**The request**
Identify the lines that contain the string "以上活动事实", then copy each of them.

**Records for the exercise**
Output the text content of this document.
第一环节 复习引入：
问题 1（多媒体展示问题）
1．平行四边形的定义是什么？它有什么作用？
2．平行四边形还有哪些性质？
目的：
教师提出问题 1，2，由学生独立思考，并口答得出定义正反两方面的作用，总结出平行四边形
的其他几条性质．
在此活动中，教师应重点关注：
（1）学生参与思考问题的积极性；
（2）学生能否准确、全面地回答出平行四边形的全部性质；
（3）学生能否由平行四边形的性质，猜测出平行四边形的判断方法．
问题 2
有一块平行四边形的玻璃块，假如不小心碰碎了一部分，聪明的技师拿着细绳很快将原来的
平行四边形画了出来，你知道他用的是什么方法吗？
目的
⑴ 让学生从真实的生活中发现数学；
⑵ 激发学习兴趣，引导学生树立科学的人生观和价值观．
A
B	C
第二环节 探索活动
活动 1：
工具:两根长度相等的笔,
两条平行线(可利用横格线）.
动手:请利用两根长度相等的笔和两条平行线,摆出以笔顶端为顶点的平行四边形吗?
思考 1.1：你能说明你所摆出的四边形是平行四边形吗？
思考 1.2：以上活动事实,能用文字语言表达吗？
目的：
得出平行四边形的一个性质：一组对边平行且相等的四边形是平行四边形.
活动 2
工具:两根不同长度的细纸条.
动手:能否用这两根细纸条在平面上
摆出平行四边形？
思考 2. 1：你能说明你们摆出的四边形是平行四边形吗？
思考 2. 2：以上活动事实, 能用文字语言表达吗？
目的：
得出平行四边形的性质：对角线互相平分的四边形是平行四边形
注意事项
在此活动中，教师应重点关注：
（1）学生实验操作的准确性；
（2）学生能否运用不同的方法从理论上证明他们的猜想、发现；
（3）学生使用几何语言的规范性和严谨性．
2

--

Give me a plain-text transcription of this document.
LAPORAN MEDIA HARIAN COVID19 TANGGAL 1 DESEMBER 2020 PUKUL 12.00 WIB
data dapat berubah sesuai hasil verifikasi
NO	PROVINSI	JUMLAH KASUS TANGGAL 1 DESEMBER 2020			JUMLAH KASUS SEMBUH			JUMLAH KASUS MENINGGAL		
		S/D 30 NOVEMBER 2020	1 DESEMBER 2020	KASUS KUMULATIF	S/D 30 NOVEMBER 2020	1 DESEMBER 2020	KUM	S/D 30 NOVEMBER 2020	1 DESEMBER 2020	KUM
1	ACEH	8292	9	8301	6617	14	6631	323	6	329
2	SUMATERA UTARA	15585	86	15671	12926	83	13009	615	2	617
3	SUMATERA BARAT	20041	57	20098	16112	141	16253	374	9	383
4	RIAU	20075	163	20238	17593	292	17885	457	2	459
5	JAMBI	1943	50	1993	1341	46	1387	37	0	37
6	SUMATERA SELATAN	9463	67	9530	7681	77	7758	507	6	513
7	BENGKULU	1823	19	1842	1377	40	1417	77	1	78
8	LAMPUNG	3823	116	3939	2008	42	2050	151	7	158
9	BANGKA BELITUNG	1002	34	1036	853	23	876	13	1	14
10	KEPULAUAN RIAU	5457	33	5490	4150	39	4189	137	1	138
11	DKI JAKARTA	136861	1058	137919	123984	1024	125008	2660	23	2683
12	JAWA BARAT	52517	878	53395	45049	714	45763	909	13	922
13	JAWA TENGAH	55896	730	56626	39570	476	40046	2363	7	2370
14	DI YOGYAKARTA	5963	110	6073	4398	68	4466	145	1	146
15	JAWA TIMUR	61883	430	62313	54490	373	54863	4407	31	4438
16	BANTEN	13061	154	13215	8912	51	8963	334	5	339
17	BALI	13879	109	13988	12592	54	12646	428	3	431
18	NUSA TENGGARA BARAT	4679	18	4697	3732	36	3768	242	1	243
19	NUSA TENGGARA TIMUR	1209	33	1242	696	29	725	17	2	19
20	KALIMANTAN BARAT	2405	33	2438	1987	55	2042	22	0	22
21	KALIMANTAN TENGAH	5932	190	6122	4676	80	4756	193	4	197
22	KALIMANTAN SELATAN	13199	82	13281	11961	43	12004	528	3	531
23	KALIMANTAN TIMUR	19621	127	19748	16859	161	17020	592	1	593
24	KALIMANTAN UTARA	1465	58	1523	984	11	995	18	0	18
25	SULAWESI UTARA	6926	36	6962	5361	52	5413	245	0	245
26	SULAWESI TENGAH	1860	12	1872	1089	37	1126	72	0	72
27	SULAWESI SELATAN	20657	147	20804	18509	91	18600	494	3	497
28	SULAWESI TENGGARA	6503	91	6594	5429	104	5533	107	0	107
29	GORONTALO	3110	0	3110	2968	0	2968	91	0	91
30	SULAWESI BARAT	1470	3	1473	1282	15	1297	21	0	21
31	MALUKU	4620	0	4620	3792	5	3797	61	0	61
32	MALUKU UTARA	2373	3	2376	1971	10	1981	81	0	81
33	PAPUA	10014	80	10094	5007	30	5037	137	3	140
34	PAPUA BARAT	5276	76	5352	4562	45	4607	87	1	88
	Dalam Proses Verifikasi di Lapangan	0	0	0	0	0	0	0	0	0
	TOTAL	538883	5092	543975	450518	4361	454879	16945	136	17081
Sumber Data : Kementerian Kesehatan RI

**Exercise result**
思考 1.2：以上活动事实,能用文字语言表达吗？
思考 2. 2：以上活动事实, 能用文字语言表达吗？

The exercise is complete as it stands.